- Data shown

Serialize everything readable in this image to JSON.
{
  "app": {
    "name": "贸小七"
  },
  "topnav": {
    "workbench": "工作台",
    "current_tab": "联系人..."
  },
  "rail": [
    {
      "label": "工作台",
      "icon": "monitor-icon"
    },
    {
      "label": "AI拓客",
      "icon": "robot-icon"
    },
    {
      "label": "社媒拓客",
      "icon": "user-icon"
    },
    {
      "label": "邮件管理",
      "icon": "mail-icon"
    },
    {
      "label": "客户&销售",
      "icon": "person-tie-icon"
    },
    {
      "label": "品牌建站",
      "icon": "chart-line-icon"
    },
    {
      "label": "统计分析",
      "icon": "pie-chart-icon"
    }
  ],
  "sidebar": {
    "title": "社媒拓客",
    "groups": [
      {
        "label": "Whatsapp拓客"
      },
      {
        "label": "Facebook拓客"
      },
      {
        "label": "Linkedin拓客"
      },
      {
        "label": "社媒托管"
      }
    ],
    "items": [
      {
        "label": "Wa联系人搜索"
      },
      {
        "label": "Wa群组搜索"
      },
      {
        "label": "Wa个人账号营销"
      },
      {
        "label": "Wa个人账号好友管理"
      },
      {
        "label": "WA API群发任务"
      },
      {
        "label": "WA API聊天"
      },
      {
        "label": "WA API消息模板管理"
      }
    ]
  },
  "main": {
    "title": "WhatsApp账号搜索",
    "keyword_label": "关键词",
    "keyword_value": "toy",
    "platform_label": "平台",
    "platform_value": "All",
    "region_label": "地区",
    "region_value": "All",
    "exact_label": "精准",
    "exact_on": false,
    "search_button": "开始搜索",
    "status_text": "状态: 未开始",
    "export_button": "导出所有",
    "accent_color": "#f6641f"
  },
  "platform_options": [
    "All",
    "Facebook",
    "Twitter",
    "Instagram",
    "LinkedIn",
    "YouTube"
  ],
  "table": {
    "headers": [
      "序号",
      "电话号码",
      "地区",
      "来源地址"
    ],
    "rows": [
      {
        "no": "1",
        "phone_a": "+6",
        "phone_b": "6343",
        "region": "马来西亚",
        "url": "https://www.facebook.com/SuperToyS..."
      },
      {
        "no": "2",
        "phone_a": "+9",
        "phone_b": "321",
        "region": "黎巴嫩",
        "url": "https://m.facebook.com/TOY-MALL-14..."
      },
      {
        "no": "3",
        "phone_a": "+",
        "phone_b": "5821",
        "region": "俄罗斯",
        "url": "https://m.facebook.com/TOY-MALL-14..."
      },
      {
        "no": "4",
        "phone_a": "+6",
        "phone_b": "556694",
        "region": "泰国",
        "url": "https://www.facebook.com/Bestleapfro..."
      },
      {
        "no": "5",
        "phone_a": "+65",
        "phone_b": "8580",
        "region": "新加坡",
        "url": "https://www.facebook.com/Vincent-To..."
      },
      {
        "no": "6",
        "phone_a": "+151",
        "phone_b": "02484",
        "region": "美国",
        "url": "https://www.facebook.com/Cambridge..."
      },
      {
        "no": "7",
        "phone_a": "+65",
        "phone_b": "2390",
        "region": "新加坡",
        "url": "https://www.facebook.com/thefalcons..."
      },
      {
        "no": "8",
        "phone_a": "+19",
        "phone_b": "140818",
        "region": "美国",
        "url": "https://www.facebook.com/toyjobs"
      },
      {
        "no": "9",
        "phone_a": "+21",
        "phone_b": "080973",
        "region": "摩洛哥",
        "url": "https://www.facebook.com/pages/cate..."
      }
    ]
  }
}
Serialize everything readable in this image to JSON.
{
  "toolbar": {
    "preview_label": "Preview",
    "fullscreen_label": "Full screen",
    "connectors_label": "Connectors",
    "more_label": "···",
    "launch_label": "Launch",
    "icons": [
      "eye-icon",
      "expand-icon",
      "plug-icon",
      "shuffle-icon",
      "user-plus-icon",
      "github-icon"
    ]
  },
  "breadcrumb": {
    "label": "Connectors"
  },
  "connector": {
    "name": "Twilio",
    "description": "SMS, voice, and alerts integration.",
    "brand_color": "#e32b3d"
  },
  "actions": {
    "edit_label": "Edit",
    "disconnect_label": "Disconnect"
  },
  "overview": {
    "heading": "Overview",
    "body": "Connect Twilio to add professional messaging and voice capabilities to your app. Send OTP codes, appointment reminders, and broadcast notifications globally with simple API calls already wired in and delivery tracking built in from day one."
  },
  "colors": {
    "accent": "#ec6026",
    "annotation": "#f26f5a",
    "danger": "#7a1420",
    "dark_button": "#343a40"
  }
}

- Set exercise
Write the entire listing out again, word for word.

- Result
Serialize everything readable in this image to JSON.
{
  "app": {
    "name": "贸小七"
  },
  "topnav": {
    "workbench": "工作台",
    "current_tab": "联系人..."
  },
  "rail": [
    {
      "label": "工作台",
      "icon": "monitor-icon"
    },
    {
      "label": "AI拓客",
      "icon": "robot-icon"
    },
    {
      "label": "社媒拓客",
      "icon": "user-icon"
    },
    {
      "label": "邮件管理",
      "icon": "mail-icon"
    },
    {
      "label": "客户&销售",
      "icon": "person-tie-icon"
    },
    {
      "label": "品牌建站",
      "icon": "chart-line-icon"
    },
    {
      "label": "统计分析",
      "icon": "pie-chart-icon"
    }
  ],
  "sidebar": {
    "title": "社媒拓客",
    "groups": [
      {
        "label": "Whatsapp拓客"
      },
      {
        "label": "Facebook拓客"
      },
      {
        "label": "Linkedin拓客"
      },
      {
        "label": "社媒托管"
      }
    ],
    "items": [
      {
        "label": "Wa联系人搜索"
      },
      {
        "label": "Wa群组搜索"
      },
      {
        "label": "Wa个人账号营销"
      },
      {
        "label": "Wa个人账号好友管理"
      },
      {
        "label": "WA API群发任务"
      },
      {
        "label": "WA API聊天"
      },
      {
        "label": "WA API消息模板管理"
      }
    ]
  },
  "main": {
    "title": "WhatsApp账号搜索",
    "keyword_label": "关键词",
    "keyword_value": "toy",
    "platform_label": "平台",
    "platform_value": "All",
    "region_label": "地区",
    "region_value": "All",
    "exact_label": "精准",
    "exact_on": false,
    "search_button": "开始搜索",
    "status_text": "状态: 未开始",
    "export_button": "导出所有",
    "accent_color": "#f6641f"
  },
  "platform_options": [
    "All",
    "Facebook",
    "Twitter",
    "Instagram",
    "LinkedIn",
    "YouTube"
  ],
  "table": {
    "headers": [
      "序号",
      "电话号码",
      "地区",
      "来源地址"
    ],
    "rows": [
      {
        "no": "1",
        "phone_a": "+6",
        "phone_b": "6343",
        "region": "马来西亚",
        "url": "https://www.facebook.com/SuperToyS..."
      },
      {
        "no": "2",
        "phone_a": "+9",
        "phone_b": "321",
        "region": "黎巴嫩",
        "url": "https://m.facebook.com/TOY-MALL-14..."
      },
      {
        "no": "3",
        "phone_a": "+",
        "phone_b": "5821",
        "region": "俄罗斯",
        "url": "https://m.facebook.com/TOY-MALL-14..."
      },
      {
        "no": "4",
        "phone_a": "+6",
        "phone_b": "556694",
        "region": "泰国",
        "url": "https://www.facebook.com/Bestleapfro..."
      },
      {
        "no": "5",
        "phone_a": "+65",
        "phone_b": "8580",
        "region": "新加坡",
        "url": "https://www.facebook.com/Vincent-To..."
      },
      {
        "no": "6",
        "phone_a": "+151",
        "phone_b": "02484",
        "region": "美国",
        "url": "https://www.facebook.com/Cambridge..."
      },
      {
        "no": "7",
        "phone_a": "+65",
        "phone_b": "2390",
        "region": "新加坡",
        "url": "https://www.facebook.com/thefalcons..."
      },
      {
        "no": "8",
        "phone_a": "+19",
        "phone_b": "140818",
        "region": "美国",
        "url": "https://www.facebook.com/toyjobs"
      },
      {
        "no": "9",
        "phone_a": "+21",
        "phone_b": "080973",
        "region": "摩洛哥",
        "url": "https://www.facebook.com/pages/cate..."
      }
    ]
  }
}
Serialize everything readable in this image to JSON.
{
  "toolbar": {
    "preview_label": "Preview",
    "fullscreen_label": "Full screen",
    "connectors_label": "Connectors",
    "more_label": "···",
    "launch_label": "Launch",
    "icons": [
      "eye-icon",
      "expand-icon",
      "plug-icon",
      "shuffle-icon",
      "user-plus-icon",
      "github-icon"
    ]
  },
  "breadcrumb": {
    "label": "Connectors"
  },
  "connector": {
    "name": "Twilio",
    "description": "SMS, voice, and alerts integration.",
    "brand_color": "#e32b3d"
  },
  "actions": {
    "edit_label": "Edit",
    "disconnect_label": "Disconnect"
  },
  "overview": {
    "heading": "Overview",
    "body": "Connect Twilio to add professional messaging and voice capabilities to your app. Send OTP codes, appointment reminders, and broadcast notifications globally with simple API calls already wired in and delivery tracking built in from day one."
  },
  "colors": {
    "accent": "#ec6026",
    "annotation": "#f26f5a",
    "danger": "#7a1420",
    "dark_button": "#343a40"
  }
}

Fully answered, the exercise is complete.